▸ **YOUR INSTRUCTIONS**
Using the listing below, select the lines with the word "Parigi" and copy them.

Recorded data

+++++

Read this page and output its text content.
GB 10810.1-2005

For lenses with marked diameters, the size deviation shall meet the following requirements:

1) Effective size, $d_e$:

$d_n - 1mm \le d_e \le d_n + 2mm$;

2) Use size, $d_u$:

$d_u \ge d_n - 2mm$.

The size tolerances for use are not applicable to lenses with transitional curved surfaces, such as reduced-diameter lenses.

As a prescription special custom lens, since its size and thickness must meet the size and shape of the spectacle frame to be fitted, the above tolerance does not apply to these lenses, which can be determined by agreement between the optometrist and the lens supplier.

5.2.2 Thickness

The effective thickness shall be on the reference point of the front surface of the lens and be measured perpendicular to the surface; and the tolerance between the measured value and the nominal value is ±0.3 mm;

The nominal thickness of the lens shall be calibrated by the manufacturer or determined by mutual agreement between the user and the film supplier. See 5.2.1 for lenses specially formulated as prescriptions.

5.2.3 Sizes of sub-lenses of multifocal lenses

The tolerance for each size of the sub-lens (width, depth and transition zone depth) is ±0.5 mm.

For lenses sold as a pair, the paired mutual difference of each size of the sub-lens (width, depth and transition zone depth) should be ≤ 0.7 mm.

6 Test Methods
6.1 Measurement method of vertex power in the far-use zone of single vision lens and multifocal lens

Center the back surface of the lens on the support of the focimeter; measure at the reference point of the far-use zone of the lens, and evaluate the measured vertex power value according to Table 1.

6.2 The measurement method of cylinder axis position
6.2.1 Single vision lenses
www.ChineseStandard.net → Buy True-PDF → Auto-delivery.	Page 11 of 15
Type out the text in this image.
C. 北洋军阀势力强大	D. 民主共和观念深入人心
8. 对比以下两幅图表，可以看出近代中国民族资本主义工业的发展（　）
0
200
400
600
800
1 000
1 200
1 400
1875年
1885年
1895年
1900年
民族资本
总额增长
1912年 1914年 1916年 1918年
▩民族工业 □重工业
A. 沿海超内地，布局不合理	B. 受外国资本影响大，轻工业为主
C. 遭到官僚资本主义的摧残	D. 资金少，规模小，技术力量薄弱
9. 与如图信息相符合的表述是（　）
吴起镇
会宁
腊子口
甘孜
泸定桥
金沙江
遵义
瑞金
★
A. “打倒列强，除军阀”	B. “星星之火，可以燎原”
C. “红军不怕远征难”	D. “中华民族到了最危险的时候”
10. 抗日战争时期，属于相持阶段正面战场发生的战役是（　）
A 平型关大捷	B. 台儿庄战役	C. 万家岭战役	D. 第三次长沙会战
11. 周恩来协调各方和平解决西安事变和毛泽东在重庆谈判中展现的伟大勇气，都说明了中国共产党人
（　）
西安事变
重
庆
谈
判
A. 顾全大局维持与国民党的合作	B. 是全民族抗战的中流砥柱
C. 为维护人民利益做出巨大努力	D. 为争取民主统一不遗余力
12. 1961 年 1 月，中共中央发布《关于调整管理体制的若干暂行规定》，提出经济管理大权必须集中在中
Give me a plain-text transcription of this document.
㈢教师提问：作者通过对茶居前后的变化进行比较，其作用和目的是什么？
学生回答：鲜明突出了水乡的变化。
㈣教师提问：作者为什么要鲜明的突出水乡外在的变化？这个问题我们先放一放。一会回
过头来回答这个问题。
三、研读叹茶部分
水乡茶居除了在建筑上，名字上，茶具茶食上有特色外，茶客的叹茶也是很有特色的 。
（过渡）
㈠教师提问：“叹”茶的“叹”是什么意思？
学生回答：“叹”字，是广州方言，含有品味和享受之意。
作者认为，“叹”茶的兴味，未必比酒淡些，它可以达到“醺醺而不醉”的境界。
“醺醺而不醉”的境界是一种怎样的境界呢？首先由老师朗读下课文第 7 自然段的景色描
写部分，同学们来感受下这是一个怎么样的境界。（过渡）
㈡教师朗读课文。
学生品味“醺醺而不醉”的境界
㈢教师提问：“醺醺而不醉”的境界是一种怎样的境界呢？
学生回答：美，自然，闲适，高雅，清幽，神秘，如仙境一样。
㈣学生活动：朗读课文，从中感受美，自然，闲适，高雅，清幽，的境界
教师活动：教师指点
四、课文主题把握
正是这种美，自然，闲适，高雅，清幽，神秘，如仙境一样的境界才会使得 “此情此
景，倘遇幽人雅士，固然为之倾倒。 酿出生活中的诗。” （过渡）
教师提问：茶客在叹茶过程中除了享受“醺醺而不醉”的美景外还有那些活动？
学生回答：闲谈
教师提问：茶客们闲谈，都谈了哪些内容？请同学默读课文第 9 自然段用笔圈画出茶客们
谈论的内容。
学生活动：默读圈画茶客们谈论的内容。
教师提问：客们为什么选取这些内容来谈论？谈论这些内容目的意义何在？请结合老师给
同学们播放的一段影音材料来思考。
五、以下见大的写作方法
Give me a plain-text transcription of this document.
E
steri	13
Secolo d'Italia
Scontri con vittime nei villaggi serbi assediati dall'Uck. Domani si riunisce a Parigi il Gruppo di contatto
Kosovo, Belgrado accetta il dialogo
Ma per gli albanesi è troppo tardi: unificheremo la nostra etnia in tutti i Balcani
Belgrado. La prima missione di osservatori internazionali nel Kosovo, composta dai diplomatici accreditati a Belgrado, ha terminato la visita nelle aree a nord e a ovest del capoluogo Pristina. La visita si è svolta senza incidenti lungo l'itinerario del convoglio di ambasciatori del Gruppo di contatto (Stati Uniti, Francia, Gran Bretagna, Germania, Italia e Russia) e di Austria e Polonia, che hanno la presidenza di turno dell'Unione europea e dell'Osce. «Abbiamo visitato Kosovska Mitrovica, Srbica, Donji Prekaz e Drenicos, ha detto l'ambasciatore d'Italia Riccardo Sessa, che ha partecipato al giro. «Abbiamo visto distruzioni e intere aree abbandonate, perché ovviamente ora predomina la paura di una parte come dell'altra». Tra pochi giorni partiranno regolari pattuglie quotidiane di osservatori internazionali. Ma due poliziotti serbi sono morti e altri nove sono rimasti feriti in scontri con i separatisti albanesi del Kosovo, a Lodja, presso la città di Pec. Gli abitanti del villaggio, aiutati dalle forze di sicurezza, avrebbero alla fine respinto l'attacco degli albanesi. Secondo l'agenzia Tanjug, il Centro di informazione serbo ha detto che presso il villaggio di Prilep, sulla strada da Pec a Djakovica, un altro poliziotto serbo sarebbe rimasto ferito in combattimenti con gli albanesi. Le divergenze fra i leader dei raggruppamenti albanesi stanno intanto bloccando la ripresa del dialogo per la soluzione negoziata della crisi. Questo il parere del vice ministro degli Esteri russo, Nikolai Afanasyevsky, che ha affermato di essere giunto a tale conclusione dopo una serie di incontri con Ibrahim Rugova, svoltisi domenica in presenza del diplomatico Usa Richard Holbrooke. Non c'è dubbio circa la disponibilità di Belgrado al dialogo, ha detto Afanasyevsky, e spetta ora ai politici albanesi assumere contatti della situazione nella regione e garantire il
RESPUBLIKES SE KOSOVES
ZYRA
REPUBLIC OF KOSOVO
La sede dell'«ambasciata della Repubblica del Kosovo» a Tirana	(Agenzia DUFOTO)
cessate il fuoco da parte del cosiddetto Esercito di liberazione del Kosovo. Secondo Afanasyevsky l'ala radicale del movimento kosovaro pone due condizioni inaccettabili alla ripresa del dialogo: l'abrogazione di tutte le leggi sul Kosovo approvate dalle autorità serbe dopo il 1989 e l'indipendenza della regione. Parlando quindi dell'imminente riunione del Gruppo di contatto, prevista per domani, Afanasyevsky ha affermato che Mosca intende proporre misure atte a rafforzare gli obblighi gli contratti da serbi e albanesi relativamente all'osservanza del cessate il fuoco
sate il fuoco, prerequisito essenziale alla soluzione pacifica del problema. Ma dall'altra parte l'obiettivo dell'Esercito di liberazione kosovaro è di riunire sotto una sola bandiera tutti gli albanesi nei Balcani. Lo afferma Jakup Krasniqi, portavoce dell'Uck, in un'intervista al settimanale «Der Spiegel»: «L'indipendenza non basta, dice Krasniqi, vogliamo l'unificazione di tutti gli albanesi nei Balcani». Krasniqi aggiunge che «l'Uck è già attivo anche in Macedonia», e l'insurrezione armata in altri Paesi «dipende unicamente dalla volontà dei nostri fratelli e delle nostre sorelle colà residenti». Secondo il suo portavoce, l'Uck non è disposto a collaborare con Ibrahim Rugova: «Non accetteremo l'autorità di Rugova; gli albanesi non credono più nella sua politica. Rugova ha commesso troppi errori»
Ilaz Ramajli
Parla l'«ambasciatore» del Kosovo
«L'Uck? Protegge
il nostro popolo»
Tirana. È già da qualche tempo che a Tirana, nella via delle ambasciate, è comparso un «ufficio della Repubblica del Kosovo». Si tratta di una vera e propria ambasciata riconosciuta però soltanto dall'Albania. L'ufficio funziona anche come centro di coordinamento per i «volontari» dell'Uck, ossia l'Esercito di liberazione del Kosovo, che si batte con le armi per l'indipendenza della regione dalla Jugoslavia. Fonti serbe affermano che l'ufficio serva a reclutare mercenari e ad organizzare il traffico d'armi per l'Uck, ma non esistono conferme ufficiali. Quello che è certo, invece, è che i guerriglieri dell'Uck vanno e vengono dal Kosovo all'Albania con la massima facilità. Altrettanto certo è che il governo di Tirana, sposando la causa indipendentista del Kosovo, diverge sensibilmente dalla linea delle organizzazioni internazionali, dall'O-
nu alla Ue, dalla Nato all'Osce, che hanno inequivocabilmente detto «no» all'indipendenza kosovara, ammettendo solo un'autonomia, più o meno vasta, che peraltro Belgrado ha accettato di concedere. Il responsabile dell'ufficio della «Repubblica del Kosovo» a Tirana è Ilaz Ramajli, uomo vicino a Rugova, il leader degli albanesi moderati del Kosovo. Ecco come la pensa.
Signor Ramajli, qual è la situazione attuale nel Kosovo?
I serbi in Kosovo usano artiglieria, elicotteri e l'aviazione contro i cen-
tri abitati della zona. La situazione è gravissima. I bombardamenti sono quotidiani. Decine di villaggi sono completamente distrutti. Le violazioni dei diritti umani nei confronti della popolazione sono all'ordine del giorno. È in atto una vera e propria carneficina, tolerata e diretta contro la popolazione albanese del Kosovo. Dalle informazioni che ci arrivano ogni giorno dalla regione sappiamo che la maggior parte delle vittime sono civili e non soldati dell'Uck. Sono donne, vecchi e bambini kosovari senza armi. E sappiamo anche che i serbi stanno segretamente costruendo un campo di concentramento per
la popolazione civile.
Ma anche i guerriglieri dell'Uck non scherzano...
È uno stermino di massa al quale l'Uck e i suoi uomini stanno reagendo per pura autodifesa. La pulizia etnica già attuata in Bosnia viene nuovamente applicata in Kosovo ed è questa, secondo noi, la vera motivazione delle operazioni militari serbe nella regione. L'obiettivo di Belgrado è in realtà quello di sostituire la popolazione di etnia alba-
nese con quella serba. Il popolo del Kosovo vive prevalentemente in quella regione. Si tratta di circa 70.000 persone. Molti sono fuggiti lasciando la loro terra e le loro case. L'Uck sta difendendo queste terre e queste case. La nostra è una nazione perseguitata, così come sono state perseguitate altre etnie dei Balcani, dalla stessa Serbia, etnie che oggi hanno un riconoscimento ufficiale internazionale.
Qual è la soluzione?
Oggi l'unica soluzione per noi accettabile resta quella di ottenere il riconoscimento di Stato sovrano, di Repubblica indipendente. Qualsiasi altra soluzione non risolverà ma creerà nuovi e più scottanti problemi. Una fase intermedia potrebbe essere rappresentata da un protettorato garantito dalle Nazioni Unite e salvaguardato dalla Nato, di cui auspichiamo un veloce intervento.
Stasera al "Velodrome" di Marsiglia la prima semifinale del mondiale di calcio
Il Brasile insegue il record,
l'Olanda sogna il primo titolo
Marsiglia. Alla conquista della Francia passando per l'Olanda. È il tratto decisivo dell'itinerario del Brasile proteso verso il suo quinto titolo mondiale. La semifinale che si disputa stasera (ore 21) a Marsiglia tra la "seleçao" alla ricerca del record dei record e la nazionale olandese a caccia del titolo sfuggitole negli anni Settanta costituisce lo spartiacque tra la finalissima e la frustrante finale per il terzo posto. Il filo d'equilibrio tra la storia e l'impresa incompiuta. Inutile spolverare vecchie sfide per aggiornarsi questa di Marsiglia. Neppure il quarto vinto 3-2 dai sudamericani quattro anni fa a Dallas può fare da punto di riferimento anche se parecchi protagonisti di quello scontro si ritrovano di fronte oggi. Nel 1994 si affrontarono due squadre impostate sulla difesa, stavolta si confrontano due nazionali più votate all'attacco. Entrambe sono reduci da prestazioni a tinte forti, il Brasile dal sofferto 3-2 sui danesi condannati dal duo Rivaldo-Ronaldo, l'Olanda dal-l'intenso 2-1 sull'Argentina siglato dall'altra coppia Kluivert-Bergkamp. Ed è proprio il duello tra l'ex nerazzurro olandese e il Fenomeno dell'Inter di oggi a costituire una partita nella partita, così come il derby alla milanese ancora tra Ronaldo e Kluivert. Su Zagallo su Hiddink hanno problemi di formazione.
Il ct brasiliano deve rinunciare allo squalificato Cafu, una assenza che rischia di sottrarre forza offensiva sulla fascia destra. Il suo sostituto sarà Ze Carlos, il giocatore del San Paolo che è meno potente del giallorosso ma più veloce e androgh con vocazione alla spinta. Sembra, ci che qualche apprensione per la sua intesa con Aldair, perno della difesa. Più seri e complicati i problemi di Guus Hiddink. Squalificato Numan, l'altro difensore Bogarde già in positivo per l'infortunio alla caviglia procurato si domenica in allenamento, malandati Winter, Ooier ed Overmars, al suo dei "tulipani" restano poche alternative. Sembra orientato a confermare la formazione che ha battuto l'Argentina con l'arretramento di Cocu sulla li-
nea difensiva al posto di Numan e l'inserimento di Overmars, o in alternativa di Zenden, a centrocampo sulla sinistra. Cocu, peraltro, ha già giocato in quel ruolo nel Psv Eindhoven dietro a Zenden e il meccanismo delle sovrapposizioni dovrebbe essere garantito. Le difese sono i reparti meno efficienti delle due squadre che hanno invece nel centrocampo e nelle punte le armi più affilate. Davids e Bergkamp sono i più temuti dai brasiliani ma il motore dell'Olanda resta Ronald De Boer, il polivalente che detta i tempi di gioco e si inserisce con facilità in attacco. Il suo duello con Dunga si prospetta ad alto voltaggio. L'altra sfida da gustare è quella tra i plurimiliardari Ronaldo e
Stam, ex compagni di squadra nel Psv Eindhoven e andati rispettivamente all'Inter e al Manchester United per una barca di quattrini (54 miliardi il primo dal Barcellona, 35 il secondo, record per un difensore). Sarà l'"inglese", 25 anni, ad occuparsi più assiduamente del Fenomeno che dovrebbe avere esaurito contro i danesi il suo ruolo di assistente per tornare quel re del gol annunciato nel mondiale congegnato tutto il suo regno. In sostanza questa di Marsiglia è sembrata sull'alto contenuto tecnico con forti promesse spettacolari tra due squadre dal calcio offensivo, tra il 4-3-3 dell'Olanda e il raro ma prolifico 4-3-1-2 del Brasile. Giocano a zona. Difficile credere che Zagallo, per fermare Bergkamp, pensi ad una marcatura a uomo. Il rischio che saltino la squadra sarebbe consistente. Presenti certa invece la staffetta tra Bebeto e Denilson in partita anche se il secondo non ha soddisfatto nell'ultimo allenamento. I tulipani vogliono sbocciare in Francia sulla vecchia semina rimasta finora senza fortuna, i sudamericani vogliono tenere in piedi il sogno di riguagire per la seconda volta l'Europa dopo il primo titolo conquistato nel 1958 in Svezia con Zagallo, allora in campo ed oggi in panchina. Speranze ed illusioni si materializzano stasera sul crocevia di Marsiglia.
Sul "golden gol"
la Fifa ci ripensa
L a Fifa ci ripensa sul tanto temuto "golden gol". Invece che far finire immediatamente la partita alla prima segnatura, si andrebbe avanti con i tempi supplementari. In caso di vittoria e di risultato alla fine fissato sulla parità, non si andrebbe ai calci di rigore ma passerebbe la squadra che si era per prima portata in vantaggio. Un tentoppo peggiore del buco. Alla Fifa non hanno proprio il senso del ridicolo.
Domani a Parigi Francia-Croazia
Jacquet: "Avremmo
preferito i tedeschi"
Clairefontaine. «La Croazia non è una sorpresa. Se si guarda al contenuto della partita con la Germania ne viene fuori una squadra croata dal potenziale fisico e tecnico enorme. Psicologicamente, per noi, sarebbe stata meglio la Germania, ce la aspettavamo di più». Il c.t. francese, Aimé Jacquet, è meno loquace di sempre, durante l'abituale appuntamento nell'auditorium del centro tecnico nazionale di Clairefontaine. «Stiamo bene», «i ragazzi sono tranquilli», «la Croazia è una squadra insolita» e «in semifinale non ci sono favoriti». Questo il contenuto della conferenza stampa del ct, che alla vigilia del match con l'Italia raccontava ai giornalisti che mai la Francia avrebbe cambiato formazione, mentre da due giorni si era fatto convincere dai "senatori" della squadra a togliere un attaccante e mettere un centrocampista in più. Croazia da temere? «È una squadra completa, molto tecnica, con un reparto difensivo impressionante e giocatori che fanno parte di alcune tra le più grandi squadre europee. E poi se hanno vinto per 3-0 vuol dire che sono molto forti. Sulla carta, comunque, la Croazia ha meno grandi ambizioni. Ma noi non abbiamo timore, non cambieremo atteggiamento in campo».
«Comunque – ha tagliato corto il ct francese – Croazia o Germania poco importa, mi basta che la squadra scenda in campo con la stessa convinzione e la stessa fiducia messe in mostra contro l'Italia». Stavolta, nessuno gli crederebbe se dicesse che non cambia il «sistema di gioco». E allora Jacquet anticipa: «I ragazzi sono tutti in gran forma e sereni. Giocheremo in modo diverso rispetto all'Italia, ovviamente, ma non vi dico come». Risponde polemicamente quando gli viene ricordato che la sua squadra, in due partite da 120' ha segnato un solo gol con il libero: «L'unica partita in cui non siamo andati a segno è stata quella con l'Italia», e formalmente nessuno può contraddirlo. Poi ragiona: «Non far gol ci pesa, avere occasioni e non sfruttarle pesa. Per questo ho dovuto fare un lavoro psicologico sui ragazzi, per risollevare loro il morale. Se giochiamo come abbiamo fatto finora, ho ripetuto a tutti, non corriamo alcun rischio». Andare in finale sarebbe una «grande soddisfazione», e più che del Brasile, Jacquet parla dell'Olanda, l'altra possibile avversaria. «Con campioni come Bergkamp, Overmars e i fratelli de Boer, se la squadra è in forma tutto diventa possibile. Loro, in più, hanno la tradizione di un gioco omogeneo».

+++++

▸ **RESPONSE TO THE TASK**
Scontri con vittime nei villaggi serbi assediati dall'Uck. Domani si riunisce a Parigi il Gruppo di contatto
Domani a Parigi Francia-Croazia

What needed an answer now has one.